Identify, in the records below, every line where the string "name" appears, and copy each such line.
»»
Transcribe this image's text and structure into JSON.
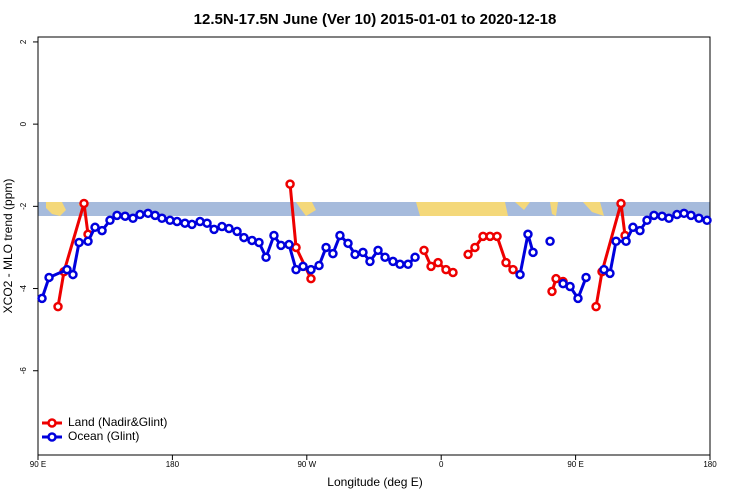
{
  "chart_data": {
    "type": "line",
    "title": "12.5N-17.5N June (Ver 10)   2015-01-01 to 2020-12-18",
    "x_label": "Longitude (deg E)",
    "y_label": "XCO2 - MLO trend (ppm)",
    "xlim": [
      90,
      540
    ],
    "xticks": [
      {
        "value": 90,
        "label": "90 E"
      },
      180,
      {
        "value": 270,
        "label": "90 W"
      },
      {
        "value": 360,
        "label": "0"
      },
      {
        "value": 450,
        "label": "90 E"
      },
      {
        "value": 540,
        "label": "180"
      }
    ],
    "ylim": [
      -8.05,
      2.12
    ],
    "yticks": [
      -6,
      -4,
      -2,
      0,
      2
    ],
    "legend": "bottom-left",
    "series": [
      {
        "name": "Land (Nadir&Glint)",
        "color": "#ee0000",
        "x": [
          103.4,
          107.4,
          120.8,
          123.5,
          null,
          258.8,
          262.8,
          272.8,
          null,
          348.5,
          353.2,
          357.9,
          363.2,
          367.9,
          null,
          378.0,
          382.6,
          388.0,
          392.7,
          397.4,
          403.4,
          408.1,
          null,
          434.2,
          436.9,
          441.6,
          null,
          463.7,
          467.7,
          480.4,
          483.1
        ],
        "values": [
          -4.44,
          -3.59,
          -1.93,
          -2.68,
          null,
          -1.46,
          -3.0,
          -3.76,
          null,
          -3.07,
          -3.46,
          -3.37,
          -3.54,
          -3.61,
          null,
          -3.17,
          -3.0,
          -2.73,
          -2.73,
          -2.73,
          -3.37,
          -3.54,
          null,
          -4.07,
          -3.76,
          -3.83,
          null,
          -4.44,
          -3.59,
          -1.93,
          -2.71
        ]
      },
      {
        "name": "Ocean (Glint)",
        "color": "#0000dd",
        "x": [
          92.7,
          97.4,
          109.4,
          113.4,
          117.5,
          123.5,
          128.2,
          132.9,
          138.2,
          142.9,
          148.3,
          153.6,
          158.3,
          163.7,
          168.4,
          173.0,
          178.4,
          183.1,
          188.4,
          193.1,
          198.5,
          203.2,
          207.9,
          213.2,
          217.9,
          223.3,
          227.9,
          233.3,
          238.0,
          242.7,
          248.0,
          252.7,
          258.1,
          262.8,
          267.5,
          272.8,
          278.2,
          282.9,
          287.5,
          292.2,
          297.6,
          302.3,
          307.6,
          312.3,
          317.7,
          322.4,
          327.7,
          332.4,
          337.8,
          342.5,
          null,
          412.8,
          418.1,
          421.5,
          null,
          432.9,
          null,
          441.6,
          446.3,
          451.6,
          457.0,
          null,
          469.0,
          473.0,
          477.1,
          483.8,
          488.4,
          493.1,
          497.8,
          502.5,
          507.9,
          512.5,
          517.9,
          522.6,
          527.3,
          532.6,
          538.0
        ],
        "values": [
          -4.24,
          -3.73,
          -3.54,
          -3.66,
          -2.88,
          -2.85,
          -2.51,
          -2.59,
          -2.34,
          -2.22,
          -2.24,
          -2.29,
          -2.2,
          -2.17,
          -2.22,
          -2.29,
          -2.34,
          -2.37,
          -2.41,
          -2.44,
          -2.37,
          -2.41,
          -2.56,
          -2.49,
          -2.54,
          -2.61,
          -2.76,
          -2.83,
          -2.88,
          -3.24,
          -2.71,
          -2.95,
          -2.93,
          -3.54,
          -3.46,
          -3.54,
          -3.44,
          -3.0,
          -3.15,
          -2.71,
          -2.9,
          -3.17,
          -3.12,
          -3.34,
          -3.07,
          -3.24,
          -3.34,
          -3.41,
          -3.41,
          -3.24,
          null,
          -3.66,
          -2.68,
          -3.12,
          null,
          -2.85,
          null,
          -3.88,
          -3.95,
          -4.24,
          -3.73,
          null,
          -3.54,
          -3.63,
          -2.85,
          -2.85,
          -2.51,
          -2.59,
          -2.34,
          -2.22,
          -2.24,
          -2.29,
          -2.2,
          -2.17,
          -2.22,
          -2.29,
          -2.34
        ]
      }
    ]
  }
}
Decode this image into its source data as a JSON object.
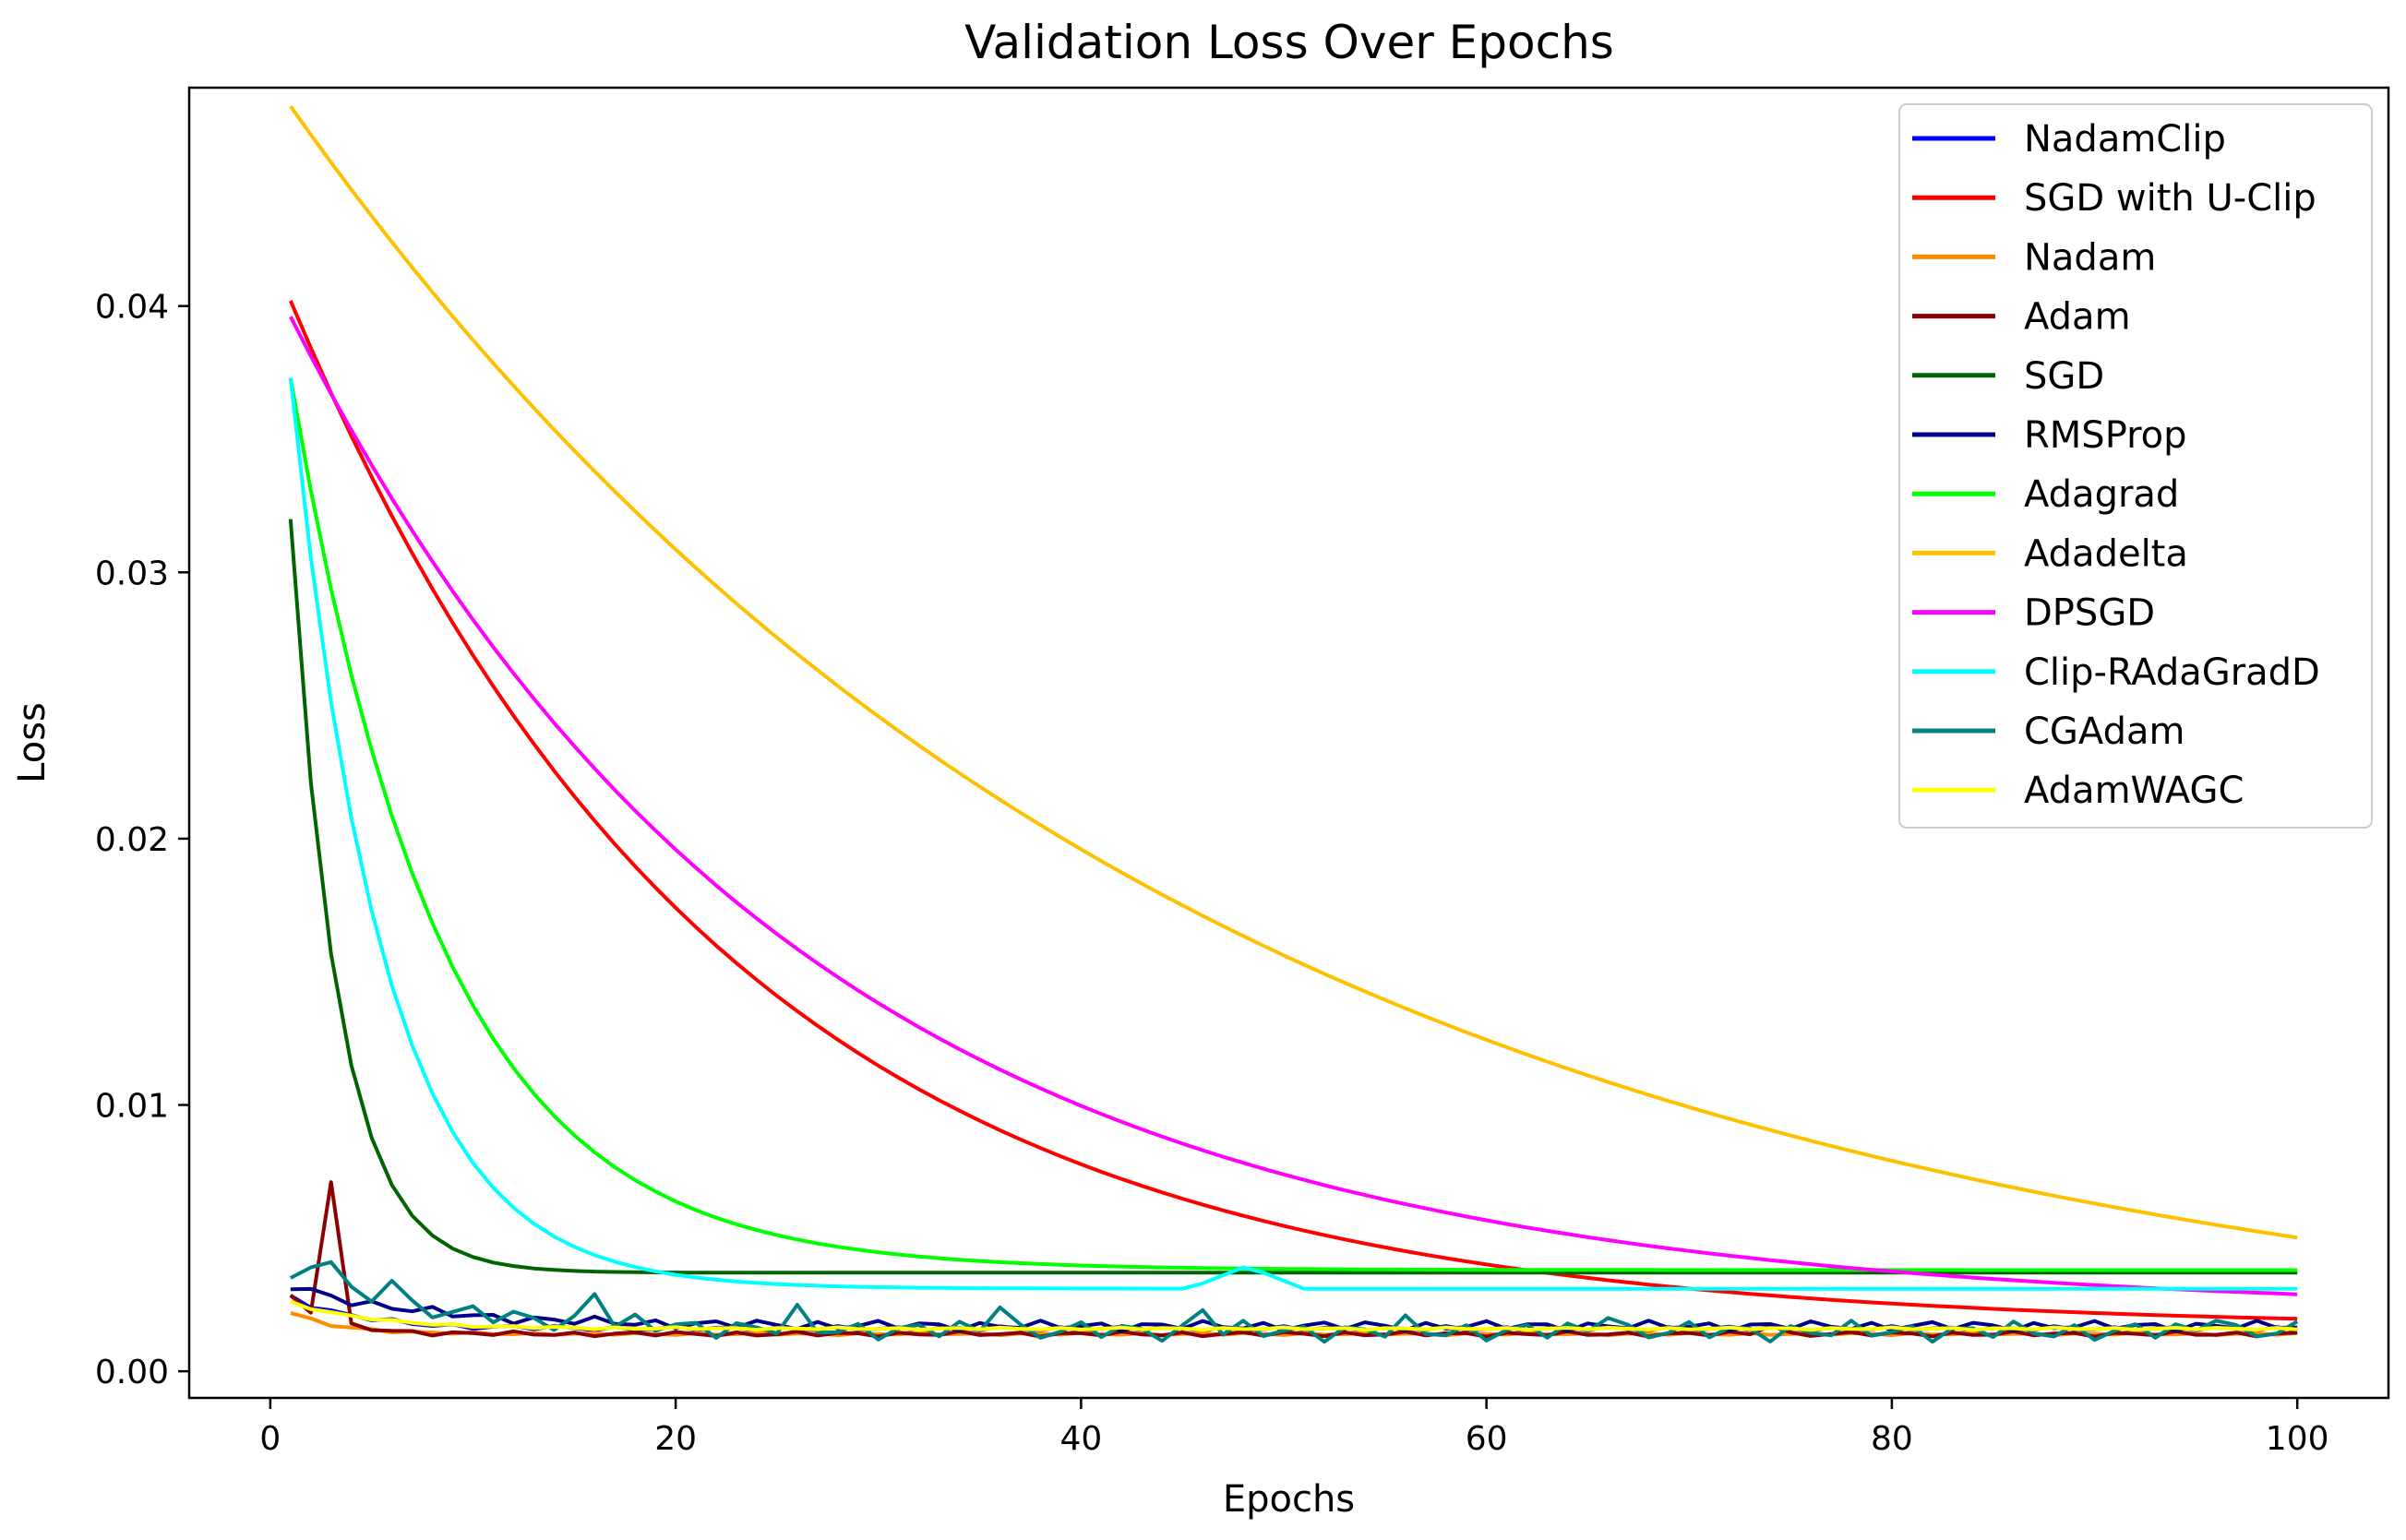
««
FULL SOLUTION -
        "name": "Land (Nadir&Glint)",
        "name": "Ocean (Glint)",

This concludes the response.